- **STATED EXERCISE**: From the entries that follow, pick out all lines holding "most".

(Data records)
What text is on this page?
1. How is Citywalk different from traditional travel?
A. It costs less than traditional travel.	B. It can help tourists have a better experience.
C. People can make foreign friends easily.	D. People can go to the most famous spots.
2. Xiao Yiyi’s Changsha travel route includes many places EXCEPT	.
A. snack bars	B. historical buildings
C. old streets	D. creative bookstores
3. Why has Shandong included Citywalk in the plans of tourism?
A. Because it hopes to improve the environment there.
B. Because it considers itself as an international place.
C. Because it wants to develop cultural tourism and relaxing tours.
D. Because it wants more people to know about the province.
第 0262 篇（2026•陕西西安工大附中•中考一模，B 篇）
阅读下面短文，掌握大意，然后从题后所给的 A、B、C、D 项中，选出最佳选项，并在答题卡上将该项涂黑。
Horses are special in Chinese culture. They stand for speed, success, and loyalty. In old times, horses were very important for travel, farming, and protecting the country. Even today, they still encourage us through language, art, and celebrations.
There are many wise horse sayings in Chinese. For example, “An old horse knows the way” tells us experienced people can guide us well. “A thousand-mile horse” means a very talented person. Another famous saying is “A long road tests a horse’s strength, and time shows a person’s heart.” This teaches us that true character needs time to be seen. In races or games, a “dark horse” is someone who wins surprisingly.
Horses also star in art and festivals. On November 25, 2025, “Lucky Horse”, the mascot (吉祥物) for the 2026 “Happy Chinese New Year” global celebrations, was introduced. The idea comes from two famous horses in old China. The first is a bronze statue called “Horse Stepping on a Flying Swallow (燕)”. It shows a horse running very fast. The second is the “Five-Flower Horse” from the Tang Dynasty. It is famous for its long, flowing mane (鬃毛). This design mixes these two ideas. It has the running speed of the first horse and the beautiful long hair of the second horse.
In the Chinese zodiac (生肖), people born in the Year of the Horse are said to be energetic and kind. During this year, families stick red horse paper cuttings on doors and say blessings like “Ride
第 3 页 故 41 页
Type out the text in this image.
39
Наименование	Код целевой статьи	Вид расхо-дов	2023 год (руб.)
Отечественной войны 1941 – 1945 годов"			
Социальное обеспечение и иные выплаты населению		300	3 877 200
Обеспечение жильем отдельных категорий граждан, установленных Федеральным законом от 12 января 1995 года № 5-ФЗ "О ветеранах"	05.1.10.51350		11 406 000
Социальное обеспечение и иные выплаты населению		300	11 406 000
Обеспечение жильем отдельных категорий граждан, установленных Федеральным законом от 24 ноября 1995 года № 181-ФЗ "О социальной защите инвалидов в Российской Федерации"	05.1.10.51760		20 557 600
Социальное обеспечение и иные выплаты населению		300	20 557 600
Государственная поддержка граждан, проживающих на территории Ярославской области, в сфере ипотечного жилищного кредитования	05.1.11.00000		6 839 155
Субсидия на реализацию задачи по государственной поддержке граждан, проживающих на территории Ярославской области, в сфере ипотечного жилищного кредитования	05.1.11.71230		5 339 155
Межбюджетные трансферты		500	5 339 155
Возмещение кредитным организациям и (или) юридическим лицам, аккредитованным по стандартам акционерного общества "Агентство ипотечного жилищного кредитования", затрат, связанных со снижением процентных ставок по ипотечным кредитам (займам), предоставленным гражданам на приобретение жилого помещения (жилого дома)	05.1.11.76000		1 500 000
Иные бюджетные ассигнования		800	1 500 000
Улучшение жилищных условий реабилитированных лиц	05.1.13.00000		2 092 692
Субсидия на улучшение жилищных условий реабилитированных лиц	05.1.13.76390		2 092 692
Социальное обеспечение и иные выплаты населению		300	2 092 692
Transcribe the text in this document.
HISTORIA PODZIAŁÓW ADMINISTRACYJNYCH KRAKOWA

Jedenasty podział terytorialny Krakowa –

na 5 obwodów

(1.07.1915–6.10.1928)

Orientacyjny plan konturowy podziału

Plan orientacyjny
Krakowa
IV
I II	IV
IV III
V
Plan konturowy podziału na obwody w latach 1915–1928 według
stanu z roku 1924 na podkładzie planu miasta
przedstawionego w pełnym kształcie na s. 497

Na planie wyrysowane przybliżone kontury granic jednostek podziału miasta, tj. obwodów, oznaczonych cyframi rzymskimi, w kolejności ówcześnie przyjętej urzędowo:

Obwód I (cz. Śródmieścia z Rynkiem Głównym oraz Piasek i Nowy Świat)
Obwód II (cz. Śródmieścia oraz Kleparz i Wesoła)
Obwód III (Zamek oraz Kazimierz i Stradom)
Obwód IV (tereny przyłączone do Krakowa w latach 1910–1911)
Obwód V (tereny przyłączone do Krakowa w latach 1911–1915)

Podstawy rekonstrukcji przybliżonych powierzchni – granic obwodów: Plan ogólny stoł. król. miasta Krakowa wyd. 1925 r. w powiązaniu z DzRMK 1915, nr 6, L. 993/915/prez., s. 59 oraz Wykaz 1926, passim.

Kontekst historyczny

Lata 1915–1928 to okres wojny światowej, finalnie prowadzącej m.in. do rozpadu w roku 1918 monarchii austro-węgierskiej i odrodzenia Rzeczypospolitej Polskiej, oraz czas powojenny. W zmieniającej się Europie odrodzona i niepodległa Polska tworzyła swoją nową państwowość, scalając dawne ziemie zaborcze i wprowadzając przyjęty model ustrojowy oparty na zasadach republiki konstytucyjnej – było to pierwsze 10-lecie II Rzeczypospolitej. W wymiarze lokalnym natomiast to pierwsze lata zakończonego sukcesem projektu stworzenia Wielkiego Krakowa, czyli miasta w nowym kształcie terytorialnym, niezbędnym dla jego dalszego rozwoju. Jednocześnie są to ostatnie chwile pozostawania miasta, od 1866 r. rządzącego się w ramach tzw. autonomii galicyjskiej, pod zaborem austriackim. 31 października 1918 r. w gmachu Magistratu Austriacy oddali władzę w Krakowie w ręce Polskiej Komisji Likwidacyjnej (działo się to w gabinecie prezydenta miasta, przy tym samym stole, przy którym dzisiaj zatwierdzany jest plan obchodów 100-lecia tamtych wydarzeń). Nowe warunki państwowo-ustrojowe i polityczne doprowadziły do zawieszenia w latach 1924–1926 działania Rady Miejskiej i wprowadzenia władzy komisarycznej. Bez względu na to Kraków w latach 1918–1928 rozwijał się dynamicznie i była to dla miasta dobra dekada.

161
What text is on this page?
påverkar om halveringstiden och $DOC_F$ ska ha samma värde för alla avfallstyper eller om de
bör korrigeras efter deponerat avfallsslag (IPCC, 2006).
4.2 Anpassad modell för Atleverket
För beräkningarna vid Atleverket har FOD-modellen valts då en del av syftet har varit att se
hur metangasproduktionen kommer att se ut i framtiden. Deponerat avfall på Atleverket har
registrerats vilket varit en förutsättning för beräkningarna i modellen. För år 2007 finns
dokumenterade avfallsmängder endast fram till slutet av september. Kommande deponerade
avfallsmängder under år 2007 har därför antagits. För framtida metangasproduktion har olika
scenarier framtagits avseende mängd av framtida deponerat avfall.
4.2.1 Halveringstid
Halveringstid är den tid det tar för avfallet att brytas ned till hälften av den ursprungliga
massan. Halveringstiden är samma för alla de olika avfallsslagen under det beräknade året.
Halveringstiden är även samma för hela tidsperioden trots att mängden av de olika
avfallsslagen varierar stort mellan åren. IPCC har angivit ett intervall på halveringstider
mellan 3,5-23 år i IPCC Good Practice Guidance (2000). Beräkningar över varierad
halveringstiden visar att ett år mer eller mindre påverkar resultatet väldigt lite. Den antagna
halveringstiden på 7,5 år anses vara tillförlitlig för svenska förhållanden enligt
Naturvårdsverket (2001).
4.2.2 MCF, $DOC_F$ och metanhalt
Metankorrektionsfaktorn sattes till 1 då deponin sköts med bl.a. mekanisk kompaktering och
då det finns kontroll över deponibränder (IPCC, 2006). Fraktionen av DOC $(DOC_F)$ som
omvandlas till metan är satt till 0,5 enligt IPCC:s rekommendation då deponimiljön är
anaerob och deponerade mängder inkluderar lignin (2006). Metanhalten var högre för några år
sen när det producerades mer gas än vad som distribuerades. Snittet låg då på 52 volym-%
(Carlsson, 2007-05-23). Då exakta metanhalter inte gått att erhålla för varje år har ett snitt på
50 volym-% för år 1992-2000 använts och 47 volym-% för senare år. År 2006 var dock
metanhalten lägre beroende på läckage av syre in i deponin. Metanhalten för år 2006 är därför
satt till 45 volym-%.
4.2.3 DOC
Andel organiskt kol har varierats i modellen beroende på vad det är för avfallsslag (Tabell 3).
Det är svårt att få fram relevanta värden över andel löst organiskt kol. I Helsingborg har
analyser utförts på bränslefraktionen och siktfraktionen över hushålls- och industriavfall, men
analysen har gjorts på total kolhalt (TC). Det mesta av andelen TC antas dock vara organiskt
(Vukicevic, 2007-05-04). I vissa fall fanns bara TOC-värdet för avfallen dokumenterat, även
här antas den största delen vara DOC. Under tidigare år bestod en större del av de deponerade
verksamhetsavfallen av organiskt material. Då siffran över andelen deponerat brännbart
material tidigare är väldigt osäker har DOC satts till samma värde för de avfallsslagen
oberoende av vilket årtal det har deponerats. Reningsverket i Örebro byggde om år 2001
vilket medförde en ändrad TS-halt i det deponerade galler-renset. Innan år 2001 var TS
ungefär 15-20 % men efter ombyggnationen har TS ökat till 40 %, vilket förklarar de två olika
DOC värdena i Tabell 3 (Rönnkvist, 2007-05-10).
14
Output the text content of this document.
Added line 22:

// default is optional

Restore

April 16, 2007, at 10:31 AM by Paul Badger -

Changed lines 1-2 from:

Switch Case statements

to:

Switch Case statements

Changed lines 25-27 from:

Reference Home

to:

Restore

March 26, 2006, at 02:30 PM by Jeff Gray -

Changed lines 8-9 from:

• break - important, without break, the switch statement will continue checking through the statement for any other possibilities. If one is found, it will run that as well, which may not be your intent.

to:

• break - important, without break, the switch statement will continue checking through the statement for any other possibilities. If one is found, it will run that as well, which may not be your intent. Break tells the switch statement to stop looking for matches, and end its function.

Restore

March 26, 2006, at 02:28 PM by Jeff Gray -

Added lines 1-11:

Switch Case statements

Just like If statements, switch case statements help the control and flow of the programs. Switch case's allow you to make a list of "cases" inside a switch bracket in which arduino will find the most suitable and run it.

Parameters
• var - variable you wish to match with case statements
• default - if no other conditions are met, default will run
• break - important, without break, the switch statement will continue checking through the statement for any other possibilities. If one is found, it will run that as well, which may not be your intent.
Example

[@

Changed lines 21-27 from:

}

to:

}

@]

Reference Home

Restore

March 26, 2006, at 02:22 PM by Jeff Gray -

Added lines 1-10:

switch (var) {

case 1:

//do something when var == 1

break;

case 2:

- **THE SOLUTION**:
C. People can make foreign friends easily.	D. People can go to the most famous spots.
Just like If statements, switch case statements help the control and flow of the programs. Switch case's allow you to make a list of "cases" inside a switch bracket in which arduino will find the most suitable and run it.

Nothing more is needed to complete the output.